▸ SHORT PROBLEM:
Reproduce the material below with each "lon-tick-label" swapped for "longitude-tick-label" and everything else left as it is. Leave the pictures out.

>> begin DATASET CONTENT

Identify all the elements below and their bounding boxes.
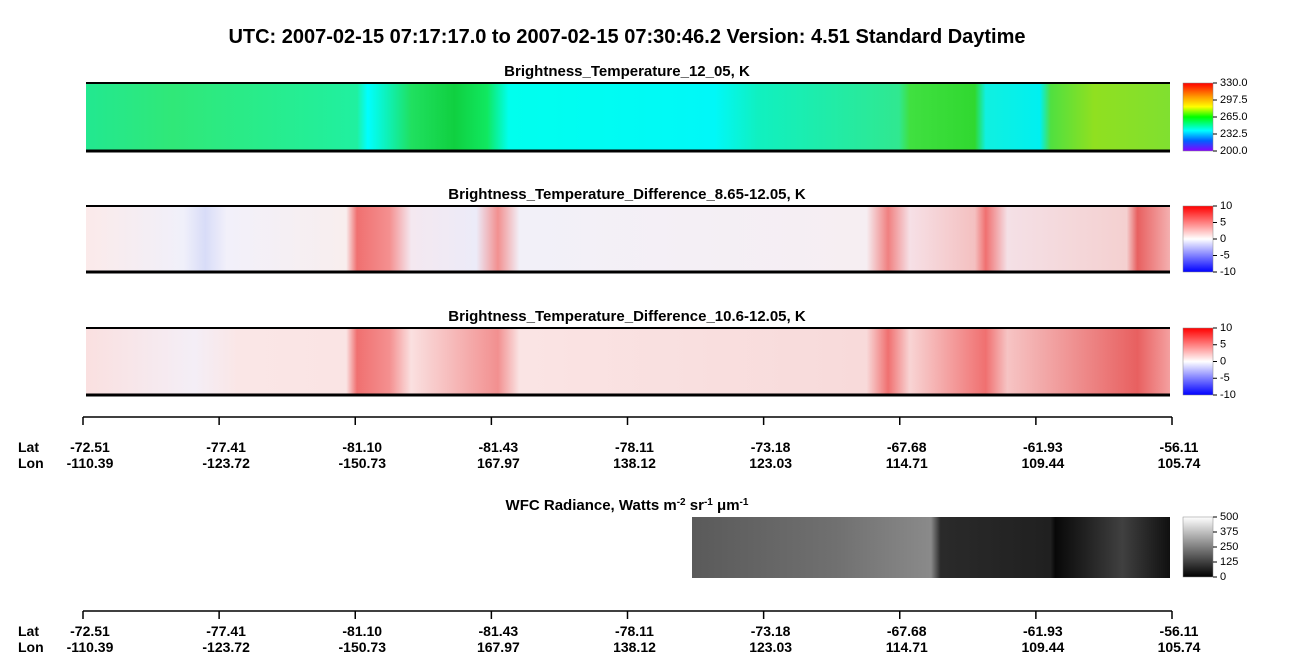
colorbar-tick-label: -5 [1220, 249, 1230, 261]
colorbar-tick-label: 10 [1220, 200, 1232, 212]
lon-tick-label: 138.12 [613, 455, 656, 471]
panel-image [86, 206, 1170, 272]
colorbar-tick-label: -10 [1220, 266, 1236, 278]
panel-title: WFC Radiance, Watts m-2 sr-1 μm-1 [506, 497, 749, 515]
lat-tick-label: -77.41 [206, 439, 246, 455]
colorbar-tick-label: 250 [1220, 541, 1238, 553]
lon-tick-label: 109.44 [1021, 455, 1064, 471]
chart-title: UTC: 2007-02-15 07:17:17.0 to 2007-02-15… [228, 26, 1025, 48]
lon-tick-label: 138.12 [613, 639, 656, 655]
lon-tick-label: -110.39 [67, 455, 114, 471]
colorbar-tick-label: 10 [1220, 322, 1232, 334]
lat-tick-label: -56.11 [1160, 623, 1199, 639]
lat-tick-label: -61.93 [1023, 623, 1063, 639]
lat-tick-label: -61.93 [1023, 439, 1063, 455]
lat-tick-label: -77.41 [206, 623, 246, 639]
colorbar-tick-label: -5 [1220, 372, 1230, 384]
lat-tick-label: -73.18 [751, 439, 791, 455]
lon-tick-label: -150.73 [339, 639, 387, 655]
lon-tick-label: -123.72 [202, 455, 250, 471]
lat-tick-label: -81.43 [479, 623, 519, 639]
lon-tick-label: -150.73 [339, 455, 387, 471]
colorbar-tick-label: 265.0 [1220, 111, 1248, 123]
axis-label: Lon [18, 455, 44, 471]
panel-image [86, 83, 1170, 151]
lat-tick-label: -72.51 [70, 439, 110, 455]
lat-tick-label: -56.11 [1160, 439, 1199, 455]
lon-tick-label: 114.71 [886, 455, 928, 471]
colorbar-tick-label: -10 [1220, 389, 1236, 401]
lon-tick-label: 114.71 [886, 639, 928, 655]
lon-tick-label: 123.03 [749, 455, 792, 471]
lon-tick-label: -110.39 [67, 639, 114, 655]
lat-tick-label: -81.10 [342, 623, 382, 639]
lon-tick-label: 167.97 [477, 455, 520, 471]
lon-tick-label: 105.74 [1158, 639, 1201, 655]
panel-image [86, 328, 1170, 395]
colorbar-tick-label: 200.0 [1220, 145, 1248, 157]
colorbar [1182, 516, 1214, 578]
lon-tick-label: 167.97 [477, 639, 520, 655]
lat-tick-label: -78.11 [615, 623, 654, 639]
colorbar-tick-label: 330.0 [1220, 77, 1248, 89]
colorbar-tick-label: 297.5 [1220, 94, 1248, 106]
lat-tick-label: -78.11 [615, 439, 654, 455]
colorbar-tick-label: 375 [1220, 526, 1238, 538]
lon-tick-label: 105.74 [1158, 455, 1201, 471]
title-part: WFC Radiance, Watts m [506, 497, 677, 514]
title-part: μm [713, 497, 740, 514]
panel-title: Brightness_Temperature_12_05, K [504, 63, 750, 80]
lat-tick-label: -73.18 [751, 623, 791, 639]
colorbar [1182, 82, 1214, 152]
axis-label: Lon [18, 639, 44, 655]
panel-title: Brightness_Temperature_Difference_8.65-1… [448, 186, 806, 203]
lat-tick-label: -72.51 [70, 623, 110, 639]
axis-label: Lat [18, 623, 39, 639]
colorbar-tick-label: 500 [1220, 511, 1238, 523]
lat-tick-label: -81.10 [342, 439, 382, 455]
colorbar-tick-label: 125 [1220, 556, 1238, 568]
title-part: -2 [677, 497, 686, 508]
colorbar-tick-label: 0 [1220, 571, 1226, 583]
colorbar [1182, 327, 1214, 396]
colorbar [1182, 205, 1214, 273]
lat-tick-label: -67.68 [887, 439, 927, 455]
panel-image [692, 517, 1170, 578]
title-part: -1 [740, 497, 749, 508]
title-part: sr [686, 497, 705, 514]
colorbar-tick-label: 232.5 [1220, 128, 1248, 140]
panel-title: Brightness_Temperature_Difference_10.6-1… [448, 308, 806, 325]
lat-tick-label: -81.43 [479, 439, 519, 455]
colorbar-tick-label: 0 [1220, 233, 1226, 245]
title-part: -1 [704, 497, 713, 508]
lat-tick-label: -67.68 [887, 623, 927, 639]
lon-tick-label: -123.72 [202, 639, 250, 655]
axis-label: Lat [18, 439, 39, 455]
lon-tick-label: 109.44 [1021, 639, 1064, 655]
lon-tick-label: 123.03 [749, 639, 792, 655]
colorbar-tick-label: 5 [1220, 216, 1226, 228]
colorbar-tick-label: 0 [1220, 355, 1226, 367]
colorbar-tick-label: 5 [1220, 339, 1226, 351]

>> end DATASET CONTENT

▸ ANSWER TO THIS TASK:
Identify all the elements below and their bounding boxes.
colorbar-tick-label: -5 [1220, 249, 1230, 261]
colorbar-tick-label: 10 [1220, 200, 1232, 212]
longitude-tick-label: 138.12 [613, 455, 656, 471]
panel-image [86, 206, 1170, 272]
colorbar-tick-label: -10 [1220, 266, 1236, 278]
panel-title: WFC Radiance, Watts m-2 sr-1 μm-1 [506, 497, 749, 515]
lat-tick-label: -77.41 [206, 439, 246, 455]
colorbar-tick-label: 250 [1220, 541, 1238, 553]
longitude-tick-label: 109.44 [1021, 455, 1064, 471]
chart-title: UTC: 2007-02-15 07:17:17.0 to 2007-02-15… [228, 26, 1025, 48]
longitude-tick-label: 138.12 [613, 639, 656, 655]
longitude-tick-label: -110.39 [67, 455, 114, 471]
colorbar-tick-label: 10 [1220, 322, 1232, 334]
lat-tick-label: -56.11 [1160, 623, 1199, 639]
lat-tick-label: -61.93 [1023, 623, 1063, 639]
lat-tick-label: -61.93 [1023, 439, 1063, 455]
lat-tick-label: -77.41 [206, 623, 246, 639]
colorbar-tick-label: -5 [1220, 372, 1230, 384]
lat-tick-label: -73.18 [751, 439, 791, 455]
longitude-tick-label: -150.73 [339, 639, 387, 655]
longitude-tick-label: -123.72 [202, 455, 250, 471]
lat-tick-label: -81.43 [479, 623, 519, 639]
longitude-tick-label: -150.73 [339, 455, 387, 471]
colorbar-tick-label: 265.0 [1220, 111, 1248, 123]
axis-label: Lon [18, 455, 44, 471]
panel-image [86, 83, 1170, 151]
lat-tick-label: -72.51 [70, 439, 110, 455]
lat-tick-label: -56.11 [1160, 439, 1199, 455]
longitude-tick-label: 114.71 [886, 455, 928, 471]
colorbar-tick-label: -10 [1220, 389, 1236, 401]
longitude-tick-label: 114.71 [886, 639, 928, 655]
longitude-tick-label: 123.03 [749, 455, 792, 471]
longitude-tick-label: -110.39 [67, 639, 114, 655]
lat-tick-label: -81.10 [342, 623, 382, 639]
longitude-tick-label: 167.97 [477, 455, 520, 471]
longitude-tick-label: 105.74 [1158, 639, 1201, 655]
panel-image [86, 328, 1170, 395]
colorbar-tick-label: 200.0 [1220, 145, 1248, 157]
colorbar [1182, 516, 1214, 578]
longitude-tick-label: 167.97 [477, 639, 520, 655]
lat-tick-label: -78.11 [615, 623, 654, 639]
colorbar-tick-label: 330.0 [1220, 77, 1248, 89]
colorbar-tick-label: 297.5 [1220, 94, 1248, 106]
lat-tick-label: -78.11 [615, 439, 654, 455]
colorbar-tick-label: 375 [1220, 526, 1238, 538]
longitude-tick-label: 105.74 [1158, 455, 1201, 471]
title-part: WFC Radiance, Watts m [506, 497, 677, 514]
title-part: μm [713, 497, 740, 514]
panel-title: Brightness_Temperature_12_05, K [504, 63, 750, 80]
lat-tick-label: -73.18 [751, 623, 791, 639]
colorbar [1182, 82, 1214, 152]
axis-label: Lon [18, 639, 44, 655]
panel-title: Brightness_Temperature_Difference_8.65-1… [448, 186, 806, 203]
lat-tick-label: -72.51 [70, 623, 110, 639]
axis-label: Lat [18, 623, 39, 639]
colorbar-tick-label: 500 [1220, 511, 1238, 523]
lat-tick-label: -81.10 [342, 439, 382, 455]
colorbar-tick-label: 125 [1220, 556, 1238, 568]
title-part: -2 [677, 497, 686, 508]
colorbar-tick-label: 0 [1220, 571, 1226, 583]
colorbar [1182, 327, 1214, 396]
colorbar [1182, 205, 1214, 273]
lat-tick-label: -67.68 [887, 439, 927, 455]
panel-image [692, 517, 1170, 578]
title-part: -1 [740, 497, 749, 508]
title-part: sr [686, 497, 705, 514]
colorbar-tick-label: 232.5 [1220, 128, 1248, 140]
panel-title: Brightness_Temperature_Difference_10.6-1… [448, 308, 806, 325]
lat-tick-label: -81.43 [479, 439, 519, 455]
colorbar-tick-label: 0 [1220, 233, 1226, 245]
title-part: -1 [704, 497, 713, 508]
lat-tick-label: -67.68 [887, 623, 927, 639]
longitude-tick-label: -123.72 [202, 639, 250, 655]
axis-label: Lat [18, 439, 39, 455]
longitude-tick-label: 109.44 [1021, 639, 1064, 655]
longitude-tick-label: 123.03 [749, 639, 792, 655]
colorbar-tick-label: 5 [1220, 216, 1226, 228]
colorbar-tick-label: 0 [1220, 355, 1226, 367]
colorbar-tick-label: 5 [1220, 339, 1226, 351]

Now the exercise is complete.